*Exercise*. Locate each line of the material that contains "деятельности", then return it.
** Start of Stored rows **
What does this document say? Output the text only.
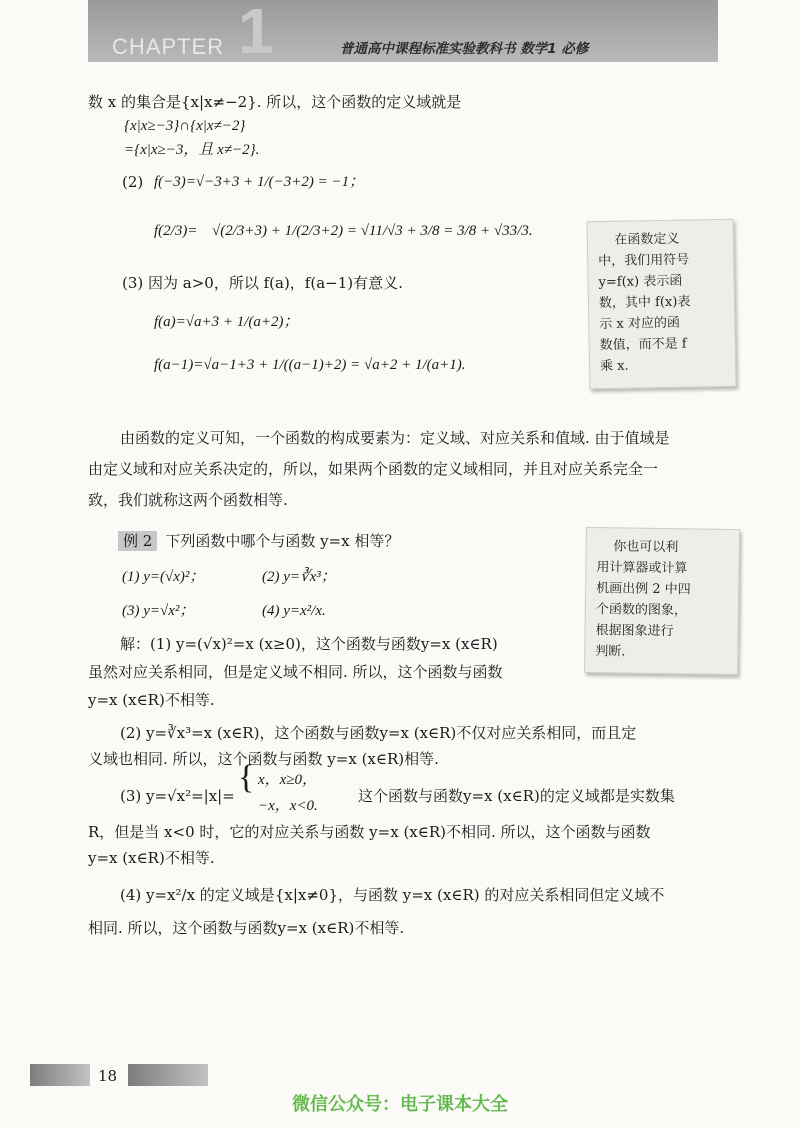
1
CHAPTER	普通高中课程标准实验教科书 数学1 必修
数 x 的集合是{x|x≠−2}. 所以，这个函数的定义域就是
{x|x≥−3}∩{x|x≠−2}
={x|x≥−3，且 x≠−2}.
(2) f(−3)=√−3+3 + 1/(−3+2) = −1；
f(2/3)= √(2/3+3) + 1/(2/3+2) = √11/√3 + 3/8 = 3/8 + √33/3.
(3) 因为 a>0，所以 f(a)，f(a−1)有意义.
f(a)=√a+3 + 1/(a+2)；
f(a−1)=√a−1+3 + 1/((a−1)+2) = √a+2 + 1/(a+1).
在函数定义
中，我们用符号
y=f(x) 表示函
数，其中 f(x)表
示 x 对应的函
数值，而不是 f
乘 x.
由函数的定义可知，一个函数的构成要素为：定义域、对应关系和值域. 由于值域是
由定义域和对应关系决定的，所以，如果两个函数的定义域相同，并且对应关系完全一
致，我们就称这两个函数相等.
例 2 下列函数中哪个与函数 y=x 相等？
(1) y=(√x)²；	(2) y=∛x³；
(3) y=√x²；	(4) y=x²/x.
你也可以利
用计算器或计算
机画出例 2 中四
个函数的图象，
根据图象进行
判断.
解：(1) y=(√x)²=x (x≥0)，这个函数与函数y=x (x∈R)
虽然对应关系相同，但是定义域不相同. 所以，这个函数与函数
y=x (x∈R)不相等.
(2) y=∛x³=x (x∈R)，这个函数与函数y=x (x∈R)不仅对应关系相同，而且定
义域也相同. 所以，这个函数与函数 y=x (x∈R)相等.
(3) y=√x²=|x|= { x，x≥0，
−x，x<0.
这个函数与函数y=x (x∈R)的定义域都是实数集
R，但是当 x<0 时，它的对应关系与函数 y=x (x∈R)不相同. 所以，这个函数与函数
y=x (x∈R)不相等.
(4) y=x²/x 的定义域是{x|x≠0}，与函数 y=x (x∈R) 的对应关系相同但定义域不
相同. 所以，这个函数与函数y=x (x∈R)不相等.
18
微信公众号：电子课本大全
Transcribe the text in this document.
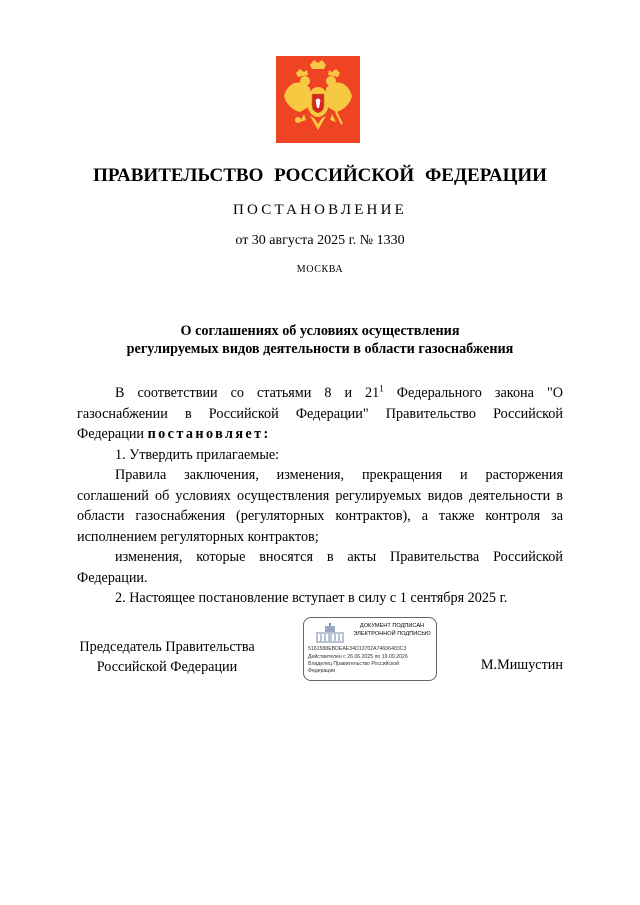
ПРАВИТЕЛЬСТВО РОССИЙСКОЙ ФЕДЕРАЦИИ
ПОСТАНОВЛЕНИЕ
от 30 августа 2025 г. № 1330
МОСКВА
О соглашениях об условиях осуществления
регулируемых видов деятельности в области газоснабжения

В соответствии со статьями 8 и $21^1$ Федерального закона "О газоснабжении в Российской Федерации" Правительство Российской Федерации постановляет:

1. Утвердить прилагаемые:

Правила заключения, изменения, прекращения и расторжения соглашений об условиях осуществления регулируемых видов деятельности в области газоснабжения (регуляторных контрактов), а также контроля за исполнением регуляторных контрактов;

изменения, которые вносятся в акты Правительства Российской Федерации.

2. Настоящее постановление вступает в силу с 1 сентября 2025 г.

Председатель Правительства
Российской Федерации
ДОКУМЕНТ ПОДПИСАН
ЭЛЕКТРОННОЙ ПОДПИСЬЮ
5161588EBDEAE34D13702A74606483C3
Действителен с 26.06.2025 по 19.09.2026
Владелец Правительство Российской
Федерации	М.Мишустин
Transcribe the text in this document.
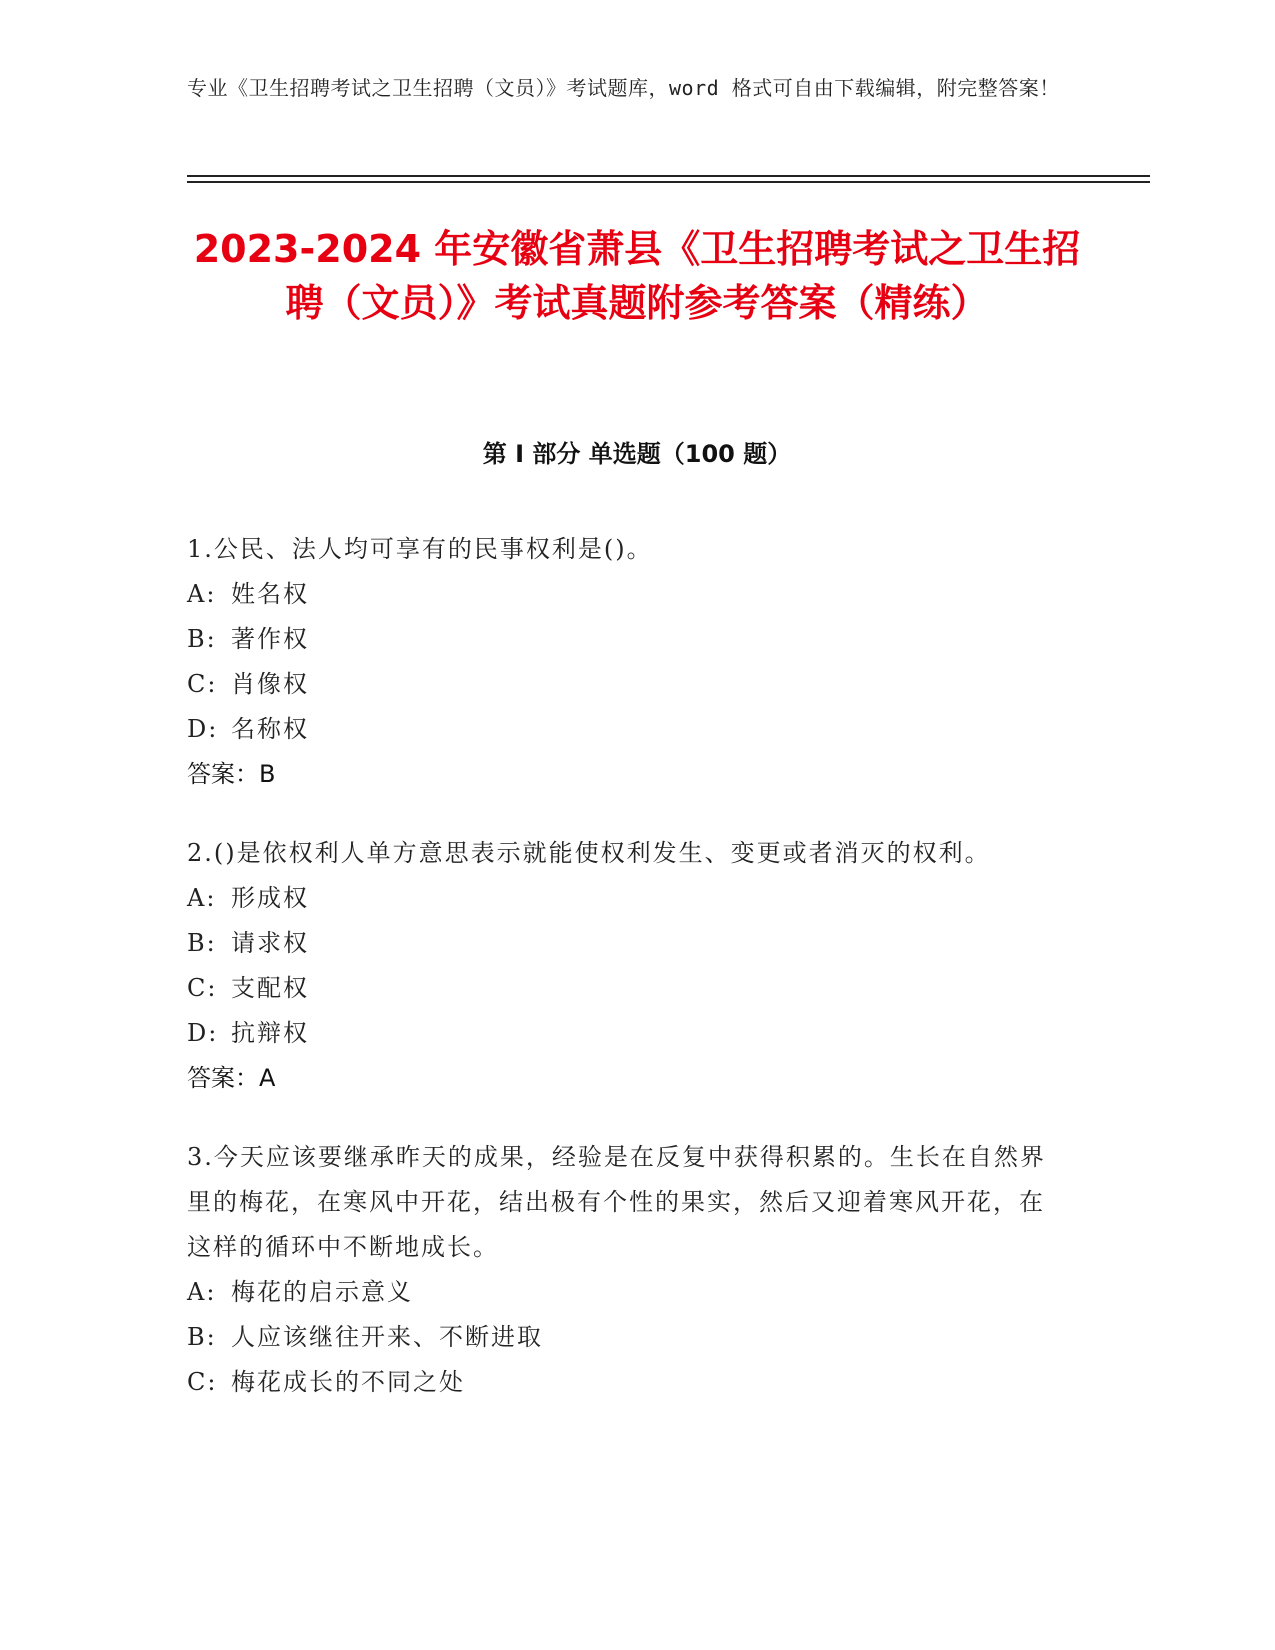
专业《卫生招聘考试之卫生招聘（文员）》考试题库，word 格式可自由下载编辑，附完整答案！
2023-2024 年安徽省萧县《卫生招聘考试之卫生招聘（文员）》考试真题附参考答案（精练）
第 I 部分 单选题（100 题）
1.公民、法人均可享有的民事权利是()。
A: 姓名权
B: 著作权
C: 肖像权
D: 名称权
答案：B
2.()是依权利人单方意思表示就能使权利发生、变更或者消灭的权利。
A: 形成权
B: 请求权
C: 支配权
D: 抗辩权
答案：A
3.今天应该要继承昨天的成果，经验是在反复中获得积累的。生长在自然界里的梅花，在寒风中开花，结出极有个性的果实，然后又迎着寒风开花，在这样的循环中不断地成长。
A: 梅花的启示意义
B: 人应该继往开来、不断进取
C: 梅花成长的不同之处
** End of Stored rows **
*Exercise result*.
регулируемых видов деятельности в области газоснабжения
Правила заключения, изменения, прекращения и расторжения соглашений об условиях осуществления регулируемых видов деятельности в области газоснабжения (регуляторных контрактов), а также контроля за исполнением регуляторных контрактов;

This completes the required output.